TASK DESCRIPTION: Continue the forum post below about a global variable in a shared object whose address changes when passed to get_num_accounts(), starting right after its last line. The post comes first, before the records.

Reputation: 7360
I am losing the address of a (global) variable (defined in a shared object) when a function call is made. To prove it, I intentionally set the value of the variable num_accounts to 55, when the function get_num_accounts() began the execution, the pointer to this variable was received incorrectly. My proof is this gdb session:
accounts_init () at accounts.c:31
31 err_code=read_accounts();
(gdb) print num_accounts
$1 = 0
(gdb) print &num_accounts
$2 = (account_idx_t *) 0x7ffff767c640 <num_accounts>
(gdb) set var num_accounts=55
(gdb) print num_accounts
$3 = 55
(gdb) s
read_accounts () at accounts.c:66
66 err_code=get_num_accounts(&num_accounts);
(gdb) s
get_num_accounts (num_accounts_ptr=0x604780 <num_accounts>) at accounts.c:119
119 *num_accounts_ptr=0;
(gdb) print num_accounts
$4 = 55
(gdb) print *num_accounts_ptr
$5 = 0
(gdb)
(gdb) print num_accounts_ptr
$6 = (account_idx_t *) 0x604780 <num_accounts>
(gdb)
The address of the variable num_accounts is 0x7ffff767c640 , but I get 0x604780 when the function is executed, why such a weird stuff happens ?
The source code of the function get_num_accounts() is this:
err_code_t get_num_accounts(account_idx_t *num_accounts_ptr) {
err_code_t err_code;
uint32_t file_size;
div_t div_result;
unsigned short number;
*num_accounts_ptr=0;
err_code=get_dir();
if (err_code!=ERR_NO_ERROR) return err_code;
err_code=get_file(ACCOUNTS_FILENAME,sizeof(ACCOUNTS_FILENAME),&file_size);
if (err_code!=ERR_NO_ERROR) return err_code;
div_result=div(file_size,sizeof(tbl_account_t));
if (div_result.rem!=0) {
return ERR_BAD_CONFIG_FILE_FORMAT;
}
number=div_result.quot;
*num_accounts_ptr=number;
return ERR_NO_ERROR;
}
Type account_idx_t is defined as:
typedef unsigned short account_idx_t;
The global variable num_accounts is defined in accounts.c file at the beginning:
account_idx_t num_accounts=0;
Basically, what the function does, is to get the size of the file and calculate the number of records that the file contains, before reading it. (its a database)
And this is the calling code, which calles get_num_accounts() function:
err_code_t accounts_init(void) {
err_code_t err_code;
err_code=read_accounts();
if (err_code!=ERR_NO_ERROR) return err_code;
return ERR_NO_ERROR;
}
err_code_t read_accounts(void) {
err_code_t err_code;
int ret;
err_code=get_num_accounts(&num_accounts);
if (err_code!=ERR_NO_ERROR) return err_code;
if (num_accounts==0) return ERR_NO_ERROR;
int fd=open(filename_buf,O_RDONLY); // filename_buf is global, it holds filename from previous call
if (fd==-1) {
return ERR_SYS_ERROR;
}
ret=read(fd,accounts,sizeof(tbl_account_t)*num_accounts);
if (ret==-1) {
return ERR_SYS_ERROR;
}
ret=close(fd); // TO_DO: validate return value of close(fd)

GIVEN INFORMATION:
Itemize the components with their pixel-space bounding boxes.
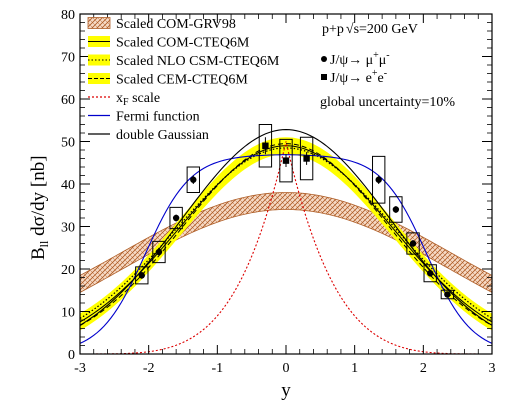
cem-line: [79, 143, 493, 326]
decay-ee-label: J/ψ→ e+e-: [330, 68, 387, 86]
decay-mumu-label: J/ψ→ μ+μ-: [330, 50, 390, 68]
global-uncertainty-label: global uncertainty=10%: [320, 95, 455, 110]
legend-label-main: x: [116, 91, 123, 106]
double-gaussian-line: [79, 129, 493, 326]
legend-label-sub: F: [123, 97, 129, 108]
point-marker: [190, 176, 197, 183]
y-tick-label: 0: [68, 348, 75, 363]
systematic-box: [135, 266, 149, 285]
point-marker: [427, 270, 434, 277]
mumu-point: [440, 289, 455, 300]
legend-entry: xF scale: [88, 91, 160, 108]
point-marker: [282, 157, 290, 164]
legend-entry: Scaled COM-GRV98: [87, 17, 236, 32]
x-axis-label: y: [281, 380, 291, 401]
y-axis-label-main: B: [28, 247, 49, 260]
point-marker: [262, 142, 269, 149]
y-tick-label: 10: [61, 306, 75, 321]
legend-label: double Gaussian: [116, 128, 209, 143]
legend: Scaled COM-GRV98 Scaled COM-CTEQ6M Scaled …: [87, 17, 280, 143]
y-axis-label: Bll dσ/dy [nb]: [28, 155, 51, 260]
x-tick-label: -1: [211, 361, 223, 376]
y-tick-label: 70: [61, 51, 75, 66]
y-axis-label-sub: ll: [37, 240, 51, 247]
legend-label: Scaled CEM-CTEQ6M: [116, 73, 248, 88]
legend-entry: double Gaussian: [88, 128, 209, 143]
com-cteq6m-line: [79, 145, 493, 323]
systematic-box: [423, 264, 437, 283]
x-tick-label: -3: [74, 361, 86, 376]
legend-entry: Scaled CEM-CTEQ6M: [88, 73, 248, 88]
systematic-box: [186, 166, 200, 193]
mumu-point: [423, 264, 437, 283]
legend-swatch: [88, 73, 110, 84]
nlo-csm-line: [79, 147, 493, 319]
x-tick-label: -2: [143, 361, 155, 376]
x-tick-label: 3: [489, 361, 496, 376]
annotations: p+p √s=200 GeV J/ψ→ μ+μ- J/ψ→ e+e- global…: [320, 22, 455, 110]
ee-point: [299, 136, 314, 181]
x-tick-label: 0: [283, 361, 290, 376]
point-marker: [303, 155, 310, 162]
legend-label-main: Scaled COM-GRV98: [116, 17, 236, 32]
legend-label: Scaled COM-CTEQ6M: [116, 36, 250, 51]
legend-label-main: Scaled CEM-CTEQ6M: [116, 73, 248, 88]
mumu-point: [135, 266, 149, 285]
ee-point: [258, 124, 273, 168]
y-tick-label: 30: [61, 221, 75, 236]
y-tick-label: 50: [61, 136, 75, 151]
legend-label: Fermi function: [116, 110, 200, 125]
systematic-box: [389, 196, 403, 223]
mumu-point: [389, 196, 403, 223]
point-marker: [155, 248, 163, 256]
legend-label-main: Fermi function: [116, 110, 200, 125]
legend-label: Scaled NLO CSM-CTEQ6M: [116, 54, 280, 69]
collision-label: p+p √s=200 GeV: [322, 22, 418, 37]
mumu-point: [406, 232, 420, 255]
y-tick-label: 40: [61, 178, 75, 193]
ee-marker: [321, 74, 327, 80]
point-marker: [409, 240, 417, 247]
legend-label-rest: scale: [129, 91, 160, 106]
ee-point: [279, 138, 293, 183]
y-tick-label: 80: [61, 8, 75, 23]
legend-label-main: double Gaussian: [116, 128, 209, 143]
legend-entry: Scaled NLO CSM-CTEQ6M: [88, 54, 280, 69]
y-axis-label-rest: dσ/dy [nb]: [28, 155, 49, 240]
data-points: [135, 124, 455, 300]
x-tick-label: 2: [420, 361, 427, 376]
systematic-box: [169, 206, 183, 230]
x-tick-label: 1: [351, 361, 358, 376]
systematic-box: [152, 240, 166, 264]
legend-label-main: Scaled NLO CSM-CTEQ6M: [116, 54, 280, 69]
point-marker: [172, 214, 180, 222]
point-marker: [392, 206, 400, 213]
mumu-point: [186, 166, 200, 193]
legend-swatch: [87, 17, 111, 29]
legend-label: Scaled COM-GRV98: [116, 17, 236, 32]
point-marker: [138, 272, 145, 279]
mumu-point: [372, 155, 386, 204]
legend-label-main: Scaled COM-CTEQ6M: [116, 36, 250, 51]
point-marker: [444, 291, 451, 298]
mumu-point: [169, 206, 183, 230]
systematic-box: [440, 289, 455, 300]
y-tick-label: 60: [61, 93, 75, 108]
systematic-box: [279, 138, 293, 183]
legend-entry: Scaled COM-CTEQ6M: [88, 36, 250, 51]
mumu-point: [152, 240, 166, 264]
legend-entry: Fermi function: [88, 110, 200, 125]
y-tick-label: 20: [61, 263, 75, 278]
mumu-marker: [321, 56, 327, 62]
systematic-box: [372, 155, 386, 204]
systematic-box: [406, 232, 420, 255]
legend-label: xF scale: [116, 91, 160, 108]
systematic-box: [258, 124, 273, 168]
systematic-box: [299, 136, 314, 181]
point-marker: [375, 176, 382, 183]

RESPONSE TO THIS EXERCISE:
if (ret==-1) {
return ERR_SYS_ERROR;
}
return ERR_NO_ERROR;
}
I am compiling the library with -fPIC flag:
[niko@dev1 src]$ make accounts.o
gcc -g -ffunction-sections -fdata-sections -Wall -Wextra -Wunreachable-code -Wmissing-prototypes -Wmissing-declarations -Wunused -Winline -Wstrict-prototypes -Wimplicit-function-declaration -Wformat -D_GNU_SOURCE -fshort-enums -fPIC -c accounts.c
There is no another 'num_accounts' symbol anywhere in the source code, I double checked that:
[niko@dev1 src]$ nm *o|grep num_accounts
0000000000000000 T get_num_accounts
0000000000000000 B num_accounts
[niko@dev1 src]$
Any suggestion on further debugging steps?
Upvotes: 2
Views: 632
Reputation: 126253
You have two distinct symbols called num_accounts
in the executable image that gdb is looking at. gdb tells you that directly, as whenever you tell it to print something that has a pointer-type value, gdb will do a reverse-lookup on that address in the symbol table of the executable and, if it finds something, will print the name of the symbol in <>. So when you do the gdb command:
(gdb) print &num_accounts
$2 = (account_idx_t *) 0x7ffff767c640 <num_accounts>
gdb is telling you that 0x7ffff767c640
points at a symbol called num_accounts
. Similarly,
(gdb) print num_accounts_ptr
$6 = (account_idx_t *) 0x604780 <num_accounts>
tells you 0x604780
points at a symbol that is also called num_accounts
.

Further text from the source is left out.